### Problem details
Look through the material below, count the lines containing the word "iron", and state only the count.

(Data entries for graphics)

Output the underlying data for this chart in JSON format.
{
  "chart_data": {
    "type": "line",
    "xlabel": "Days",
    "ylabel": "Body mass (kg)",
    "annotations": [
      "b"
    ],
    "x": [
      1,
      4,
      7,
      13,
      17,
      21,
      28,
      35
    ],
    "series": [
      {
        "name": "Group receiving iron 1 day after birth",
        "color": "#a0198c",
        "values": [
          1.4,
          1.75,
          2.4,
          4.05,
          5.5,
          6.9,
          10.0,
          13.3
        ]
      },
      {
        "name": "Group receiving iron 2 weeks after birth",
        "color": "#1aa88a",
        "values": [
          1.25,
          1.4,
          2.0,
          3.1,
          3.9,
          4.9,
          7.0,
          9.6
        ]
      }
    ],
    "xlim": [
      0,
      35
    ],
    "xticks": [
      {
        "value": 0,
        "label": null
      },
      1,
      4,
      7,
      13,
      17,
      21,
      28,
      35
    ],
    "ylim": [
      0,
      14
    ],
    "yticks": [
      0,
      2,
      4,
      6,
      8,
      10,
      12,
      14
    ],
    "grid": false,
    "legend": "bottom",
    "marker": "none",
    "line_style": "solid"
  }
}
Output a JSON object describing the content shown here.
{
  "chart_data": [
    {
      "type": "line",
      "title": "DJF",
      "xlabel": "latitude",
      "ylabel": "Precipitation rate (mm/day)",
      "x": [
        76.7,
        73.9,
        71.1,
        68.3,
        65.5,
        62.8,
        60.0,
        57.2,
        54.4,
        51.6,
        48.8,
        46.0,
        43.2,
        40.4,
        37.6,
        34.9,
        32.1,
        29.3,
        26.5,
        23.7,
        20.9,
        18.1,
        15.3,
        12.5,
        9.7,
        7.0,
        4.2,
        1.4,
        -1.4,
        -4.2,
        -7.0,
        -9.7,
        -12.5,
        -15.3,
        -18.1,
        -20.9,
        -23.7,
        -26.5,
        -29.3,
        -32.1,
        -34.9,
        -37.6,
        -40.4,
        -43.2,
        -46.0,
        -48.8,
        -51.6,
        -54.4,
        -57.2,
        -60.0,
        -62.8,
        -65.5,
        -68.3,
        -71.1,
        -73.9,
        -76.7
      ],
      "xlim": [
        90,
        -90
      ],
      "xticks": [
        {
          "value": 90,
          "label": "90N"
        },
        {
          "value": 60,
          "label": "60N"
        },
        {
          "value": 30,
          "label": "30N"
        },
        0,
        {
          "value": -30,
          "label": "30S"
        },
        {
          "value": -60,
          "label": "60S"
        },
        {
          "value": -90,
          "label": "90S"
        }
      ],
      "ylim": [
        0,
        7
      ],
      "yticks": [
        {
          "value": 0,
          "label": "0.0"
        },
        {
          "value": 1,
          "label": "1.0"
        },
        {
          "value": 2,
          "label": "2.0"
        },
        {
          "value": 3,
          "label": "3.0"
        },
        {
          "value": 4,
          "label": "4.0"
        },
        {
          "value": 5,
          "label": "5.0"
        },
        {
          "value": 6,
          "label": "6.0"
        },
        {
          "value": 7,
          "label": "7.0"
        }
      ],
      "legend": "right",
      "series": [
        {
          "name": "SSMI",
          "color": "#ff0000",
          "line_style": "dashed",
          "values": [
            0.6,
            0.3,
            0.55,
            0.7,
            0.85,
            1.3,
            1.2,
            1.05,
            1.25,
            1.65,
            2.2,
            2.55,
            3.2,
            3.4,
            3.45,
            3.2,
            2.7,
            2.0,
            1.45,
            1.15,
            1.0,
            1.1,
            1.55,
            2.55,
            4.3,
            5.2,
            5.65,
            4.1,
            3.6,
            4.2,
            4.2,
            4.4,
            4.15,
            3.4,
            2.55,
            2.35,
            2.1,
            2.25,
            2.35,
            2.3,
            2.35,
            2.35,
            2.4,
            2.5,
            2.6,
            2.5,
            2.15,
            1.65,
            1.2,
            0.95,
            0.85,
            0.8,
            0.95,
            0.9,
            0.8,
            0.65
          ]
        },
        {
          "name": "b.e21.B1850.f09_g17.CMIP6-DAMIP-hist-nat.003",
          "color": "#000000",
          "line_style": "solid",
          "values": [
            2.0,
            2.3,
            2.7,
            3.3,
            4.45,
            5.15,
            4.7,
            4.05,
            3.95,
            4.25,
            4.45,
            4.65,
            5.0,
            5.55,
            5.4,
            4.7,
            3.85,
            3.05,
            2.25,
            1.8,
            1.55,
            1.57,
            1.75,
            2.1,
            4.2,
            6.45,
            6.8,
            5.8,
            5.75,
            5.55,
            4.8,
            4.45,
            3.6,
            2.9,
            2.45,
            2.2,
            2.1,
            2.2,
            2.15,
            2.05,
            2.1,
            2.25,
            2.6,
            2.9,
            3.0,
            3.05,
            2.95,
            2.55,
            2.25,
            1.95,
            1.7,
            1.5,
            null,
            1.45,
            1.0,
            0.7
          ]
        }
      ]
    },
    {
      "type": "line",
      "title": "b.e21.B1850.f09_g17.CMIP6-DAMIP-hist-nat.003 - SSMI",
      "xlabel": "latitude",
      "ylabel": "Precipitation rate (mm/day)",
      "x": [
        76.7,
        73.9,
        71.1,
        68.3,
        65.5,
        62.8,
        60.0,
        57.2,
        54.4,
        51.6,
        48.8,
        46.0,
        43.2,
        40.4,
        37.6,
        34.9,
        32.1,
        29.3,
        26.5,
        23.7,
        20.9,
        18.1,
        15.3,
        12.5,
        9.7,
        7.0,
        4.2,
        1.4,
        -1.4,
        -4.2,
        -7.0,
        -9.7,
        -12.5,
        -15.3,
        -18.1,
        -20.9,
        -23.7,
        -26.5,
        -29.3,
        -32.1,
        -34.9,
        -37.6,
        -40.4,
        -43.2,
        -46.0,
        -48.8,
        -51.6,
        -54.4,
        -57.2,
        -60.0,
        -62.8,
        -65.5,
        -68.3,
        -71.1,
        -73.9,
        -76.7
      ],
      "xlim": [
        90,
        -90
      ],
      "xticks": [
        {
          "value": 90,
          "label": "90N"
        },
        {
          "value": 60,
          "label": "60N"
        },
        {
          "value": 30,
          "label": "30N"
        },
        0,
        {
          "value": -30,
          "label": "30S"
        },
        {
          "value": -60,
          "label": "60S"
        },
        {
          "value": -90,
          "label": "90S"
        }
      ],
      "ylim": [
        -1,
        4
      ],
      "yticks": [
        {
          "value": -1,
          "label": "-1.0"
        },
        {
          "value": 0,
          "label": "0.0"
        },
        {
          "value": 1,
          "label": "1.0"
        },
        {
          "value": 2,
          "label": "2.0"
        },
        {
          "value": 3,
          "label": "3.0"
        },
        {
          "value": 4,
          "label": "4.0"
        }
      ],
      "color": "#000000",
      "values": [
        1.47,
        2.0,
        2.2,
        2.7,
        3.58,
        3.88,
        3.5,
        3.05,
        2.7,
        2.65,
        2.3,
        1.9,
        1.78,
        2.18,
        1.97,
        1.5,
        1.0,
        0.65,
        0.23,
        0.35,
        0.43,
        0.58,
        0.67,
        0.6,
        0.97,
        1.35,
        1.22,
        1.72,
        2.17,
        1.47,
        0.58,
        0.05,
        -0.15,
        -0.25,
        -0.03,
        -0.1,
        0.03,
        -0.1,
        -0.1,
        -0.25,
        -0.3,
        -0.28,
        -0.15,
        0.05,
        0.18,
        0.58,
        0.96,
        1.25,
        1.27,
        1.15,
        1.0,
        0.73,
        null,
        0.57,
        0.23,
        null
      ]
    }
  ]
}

### Solution for this exercise
2